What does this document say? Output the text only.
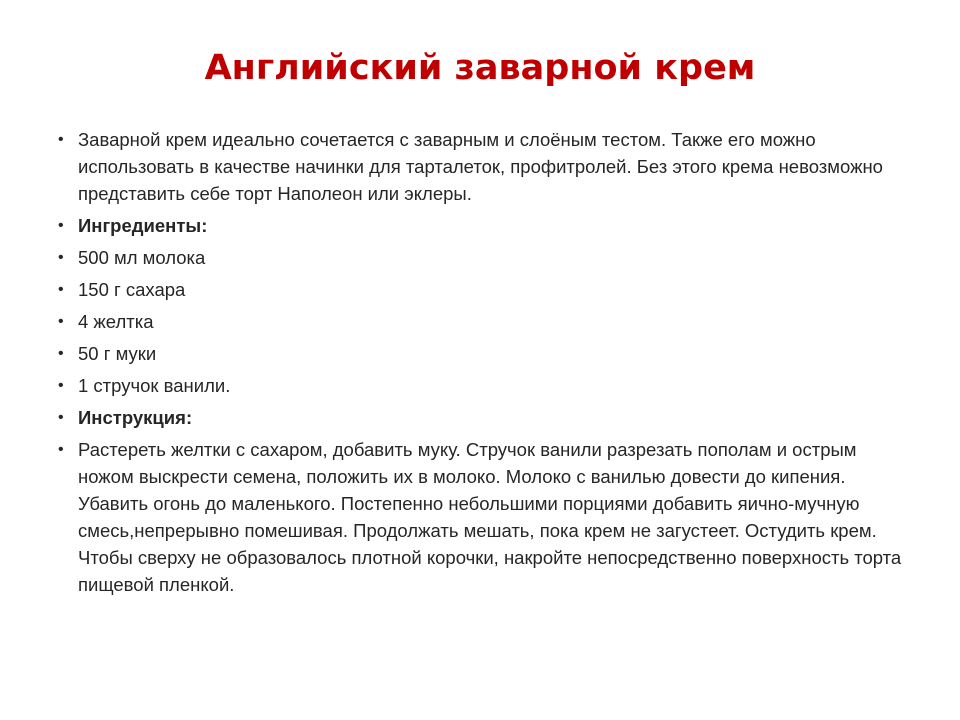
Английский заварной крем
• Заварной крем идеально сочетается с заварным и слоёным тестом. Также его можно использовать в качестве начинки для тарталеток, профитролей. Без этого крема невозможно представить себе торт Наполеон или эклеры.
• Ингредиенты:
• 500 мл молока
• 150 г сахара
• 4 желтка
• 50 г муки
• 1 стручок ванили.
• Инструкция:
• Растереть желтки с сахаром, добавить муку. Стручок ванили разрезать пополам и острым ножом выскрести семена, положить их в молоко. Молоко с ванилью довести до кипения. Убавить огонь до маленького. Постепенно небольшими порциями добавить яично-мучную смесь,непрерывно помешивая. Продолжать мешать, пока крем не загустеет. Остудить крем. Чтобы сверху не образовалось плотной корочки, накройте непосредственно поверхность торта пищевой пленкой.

# # # # # # #

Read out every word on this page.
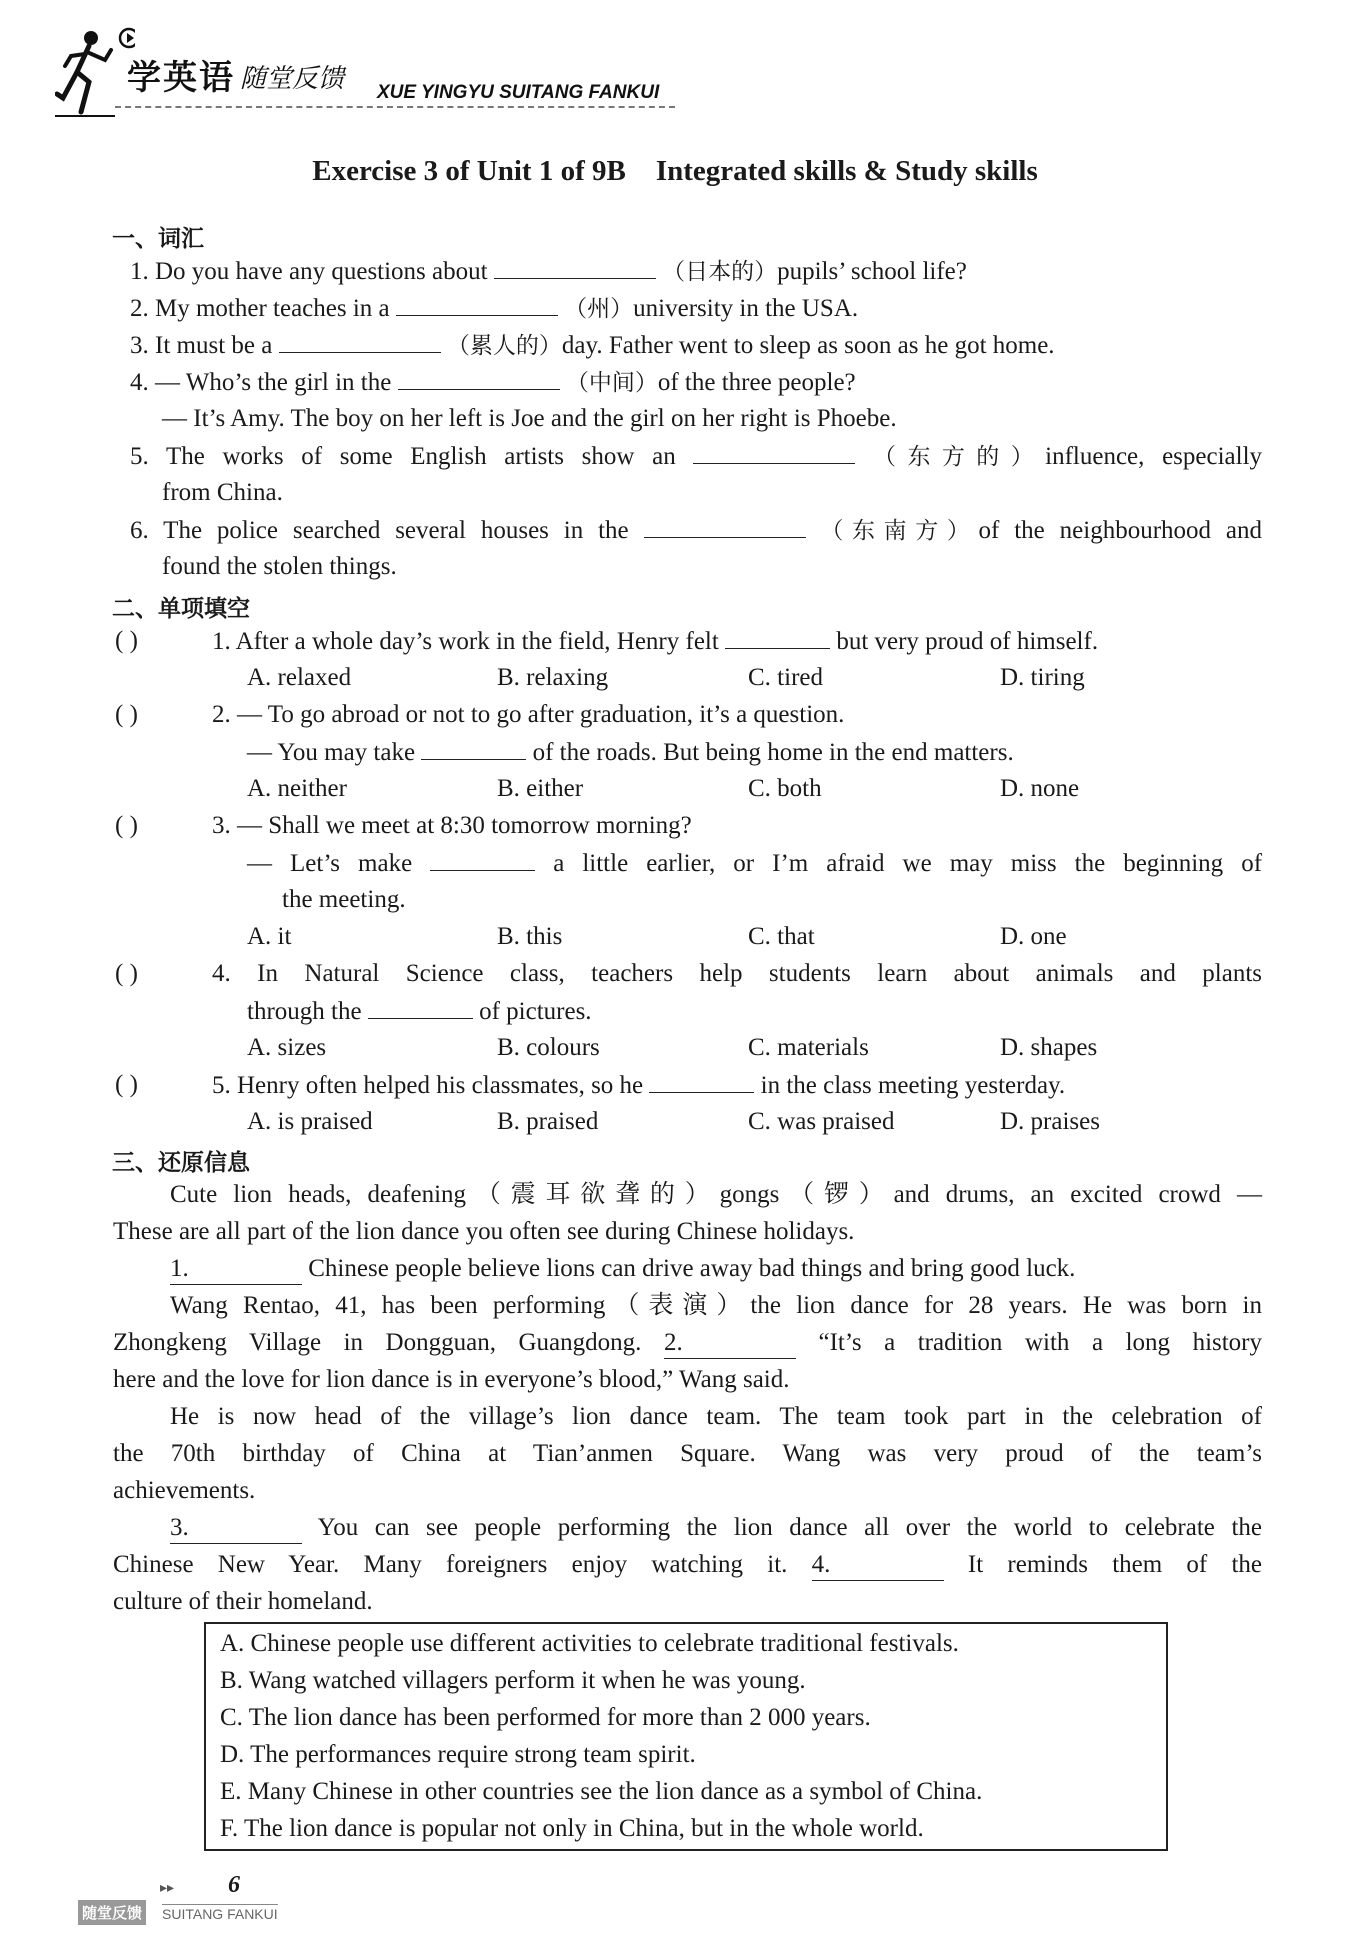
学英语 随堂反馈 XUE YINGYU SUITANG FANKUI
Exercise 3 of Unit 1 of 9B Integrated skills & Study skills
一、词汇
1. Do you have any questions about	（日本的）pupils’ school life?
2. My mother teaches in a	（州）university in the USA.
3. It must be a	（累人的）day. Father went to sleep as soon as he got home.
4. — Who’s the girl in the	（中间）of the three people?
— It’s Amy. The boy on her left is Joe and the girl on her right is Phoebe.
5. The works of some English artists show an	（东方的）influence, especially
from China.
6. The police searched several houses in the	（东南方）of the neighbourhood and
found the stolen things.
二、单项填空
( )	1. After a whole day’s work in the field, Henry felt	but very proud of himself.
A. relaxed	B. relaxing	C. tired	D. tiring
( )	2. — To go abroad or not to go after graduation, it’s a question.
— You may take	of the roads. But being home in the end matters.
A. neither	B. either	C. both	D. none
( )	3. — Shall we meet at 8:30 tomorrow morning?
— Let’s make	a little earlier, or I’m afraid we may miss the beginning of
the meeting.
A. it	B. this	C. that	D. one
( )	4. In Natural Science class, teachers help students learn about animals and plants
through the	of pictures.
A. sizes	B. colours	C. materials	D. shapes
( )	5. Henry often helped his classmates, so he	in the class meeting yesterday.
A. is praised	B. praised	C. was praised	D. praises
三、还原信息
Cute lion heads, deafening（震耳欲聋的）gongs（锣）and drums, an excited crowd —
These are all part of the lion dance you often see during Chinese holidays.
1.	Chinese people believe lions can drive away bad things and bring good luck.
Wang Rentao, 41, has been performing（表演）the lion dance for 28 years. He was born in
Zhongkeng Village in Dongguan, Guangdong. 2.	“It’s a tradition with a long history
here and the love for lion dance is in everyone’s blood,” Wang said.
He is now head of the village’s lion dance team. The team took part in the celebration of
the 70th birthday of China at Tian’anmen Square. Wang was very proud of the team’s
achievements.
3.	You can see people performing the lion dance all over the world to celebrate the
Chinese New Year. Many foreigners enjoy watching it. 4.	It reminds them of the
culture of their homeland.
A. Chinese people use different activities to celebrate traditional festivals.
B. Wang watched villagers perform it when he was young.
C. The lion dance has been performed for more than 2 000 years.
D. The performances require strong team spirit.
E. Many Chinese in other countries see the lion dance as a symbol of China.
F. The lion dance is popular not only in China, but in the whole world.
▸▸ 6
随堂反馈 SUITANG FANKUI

# # # # # # #

- [Task statement] Look through the entries above; copy every line holding the string "proud".

- [Response to the task]
( )	1. After a whole day’s work in the field, Henry felt	but very proud of himself.
the 70th birthday of China at Tian’anmen Square. Wang was very proud of the team’s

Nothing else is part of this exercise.